Dataset entries →
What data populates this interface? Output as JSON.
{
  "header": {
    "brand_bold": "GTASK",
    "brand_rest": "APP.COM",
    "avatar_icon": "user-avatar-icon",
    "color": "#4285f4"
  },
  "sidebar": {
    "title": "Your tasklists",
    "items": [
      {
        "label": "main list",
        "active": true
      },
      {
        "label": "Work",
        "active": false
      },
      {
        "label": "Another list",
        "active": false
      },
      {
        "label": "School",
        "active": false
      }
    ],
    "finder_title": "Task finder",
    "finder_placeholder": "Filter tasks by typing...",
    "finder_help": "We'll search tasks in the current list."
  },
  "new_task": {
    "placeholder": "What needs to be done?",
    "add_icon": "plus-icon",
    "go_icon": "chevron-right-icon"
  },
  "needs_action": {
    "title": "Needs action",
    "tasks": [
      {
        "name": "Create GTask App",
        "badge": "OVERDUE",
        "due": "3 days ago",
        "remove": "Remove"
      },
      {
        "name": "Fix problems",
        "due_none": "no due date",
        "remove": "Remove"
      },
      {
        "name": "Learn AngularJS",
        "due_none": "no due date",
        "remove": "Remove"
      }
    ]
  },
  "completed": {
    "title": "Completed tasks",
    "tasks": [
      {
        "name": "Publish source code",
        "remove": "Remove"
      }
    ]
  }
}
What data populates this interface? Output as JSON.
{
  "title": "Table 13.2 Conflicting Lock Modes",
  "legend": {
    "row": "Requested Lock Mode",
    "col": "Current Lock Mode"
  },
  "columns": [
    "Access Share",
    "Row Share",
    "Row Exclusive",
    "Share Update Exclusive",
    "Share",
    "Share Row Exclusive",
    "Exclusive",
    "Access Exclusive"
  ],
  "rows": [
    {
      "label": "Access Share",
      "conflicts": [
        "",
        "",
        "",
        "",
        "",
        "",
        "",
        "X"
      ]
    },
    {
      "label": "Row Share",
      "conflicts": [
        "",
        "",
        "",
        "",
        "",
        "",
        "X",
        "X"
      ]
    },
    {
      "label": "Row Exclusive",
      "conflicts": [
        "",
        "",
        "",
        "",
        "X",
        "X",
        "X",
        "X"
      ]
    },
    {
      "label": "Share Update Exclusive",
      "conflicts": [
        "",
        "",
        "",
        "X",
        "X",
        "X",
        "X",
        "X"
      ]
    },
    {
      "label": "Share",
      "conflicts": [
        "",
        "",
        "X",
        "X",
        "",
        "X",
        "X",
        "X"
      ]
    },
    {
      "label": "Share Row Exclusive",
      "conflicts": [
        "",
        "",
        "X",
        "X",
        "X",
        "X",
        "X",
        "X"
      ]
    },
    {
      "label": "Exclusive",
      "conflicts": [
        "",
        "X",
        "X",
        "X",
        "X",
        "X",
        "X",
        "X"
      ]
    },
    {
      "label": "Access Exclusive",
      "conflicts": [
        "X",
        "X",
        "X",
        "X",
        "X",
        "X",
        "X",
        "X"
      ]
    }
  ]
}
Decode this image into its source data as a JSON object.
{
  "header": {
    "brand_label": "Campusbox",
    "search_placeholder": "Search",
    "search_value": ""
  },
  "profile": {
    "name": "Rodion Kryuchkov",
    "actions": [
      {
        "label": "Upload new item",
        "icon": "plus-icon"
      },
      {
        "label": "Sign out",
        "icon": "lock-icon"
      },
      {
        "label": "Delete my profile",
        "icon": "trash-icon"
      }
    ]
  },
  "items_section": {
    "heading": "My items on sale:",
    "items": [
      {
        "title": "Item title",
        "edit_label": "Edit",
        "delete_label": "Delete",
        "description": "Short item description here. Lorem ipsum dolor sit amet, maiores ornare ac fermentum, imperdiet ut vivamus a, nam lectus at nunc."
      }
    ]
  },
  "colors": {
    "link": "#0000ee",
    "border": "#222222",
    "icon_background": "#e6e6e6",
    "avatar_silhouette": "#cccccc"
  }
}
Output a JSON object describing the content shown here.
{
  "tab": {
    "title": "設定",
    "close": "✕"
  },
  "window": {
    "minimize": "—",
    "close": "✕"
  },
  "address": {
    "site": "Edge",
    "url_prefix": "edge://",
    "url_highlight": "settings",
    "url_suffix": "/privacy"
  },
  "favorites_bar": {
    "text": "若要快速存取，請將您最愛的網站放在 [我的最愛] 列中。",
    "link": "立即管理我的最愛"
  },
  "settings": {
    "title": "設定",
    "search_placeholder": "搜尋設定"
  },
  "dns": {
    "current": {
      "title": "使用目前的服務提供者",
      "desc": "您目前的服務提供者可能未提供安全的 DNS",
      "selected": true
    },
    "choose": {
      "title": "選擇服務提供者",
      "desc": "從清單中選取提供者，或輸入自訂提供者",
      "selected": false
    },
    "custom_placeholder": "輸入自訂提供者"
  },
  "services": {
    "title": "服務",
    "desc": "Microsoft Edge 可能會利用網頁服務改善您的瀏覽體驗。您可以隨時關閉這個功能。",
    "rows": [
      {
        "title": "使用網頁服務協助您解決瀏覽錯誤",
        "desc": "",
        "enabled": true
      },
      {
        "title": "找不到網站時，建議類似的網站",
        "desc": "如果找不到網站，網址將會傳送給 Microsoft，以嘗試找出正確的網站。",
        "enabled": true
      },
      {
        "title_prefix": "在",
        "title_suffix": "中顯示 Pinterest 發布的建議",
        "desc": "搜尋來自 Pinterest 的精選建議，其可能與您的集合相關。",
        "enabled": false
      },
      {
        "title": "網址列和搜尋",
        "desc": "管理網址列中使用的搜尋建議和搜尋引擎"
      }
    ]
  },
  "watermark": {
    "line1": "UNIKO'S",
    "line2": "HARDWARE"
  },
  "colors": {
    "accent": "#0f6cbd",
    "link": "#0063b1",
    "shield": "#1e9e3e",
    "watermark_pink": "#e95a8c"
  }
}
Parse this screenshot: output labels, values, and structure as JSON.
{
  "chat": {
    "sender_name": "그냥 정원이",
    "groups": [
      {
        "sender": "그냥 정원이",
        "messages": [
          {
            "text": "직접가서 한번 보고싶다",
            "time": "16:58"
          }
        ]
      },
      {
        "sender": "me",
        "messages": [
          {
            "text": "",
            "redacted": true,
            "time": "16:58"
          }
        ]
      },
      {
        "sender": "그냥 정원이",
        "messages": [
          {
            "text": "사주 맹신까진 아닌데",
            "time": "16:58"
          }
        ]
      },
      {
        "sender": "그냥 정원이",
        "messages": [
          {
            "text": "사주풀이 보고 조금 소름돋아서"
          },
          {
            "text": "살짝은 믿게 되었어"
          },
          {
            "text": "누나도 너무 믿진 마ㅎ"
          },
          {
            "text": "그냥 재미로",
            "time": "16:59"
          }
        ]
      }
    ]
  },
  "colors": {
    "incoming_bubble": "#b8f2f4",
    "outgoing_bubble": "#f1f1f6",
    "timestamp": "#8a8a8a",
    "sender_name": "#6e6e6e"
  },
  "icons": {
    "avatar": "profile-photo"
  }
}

Short task → Supply the count of lines in the entries that contain the word "this", and nothing besides.

Answer to the problem → 4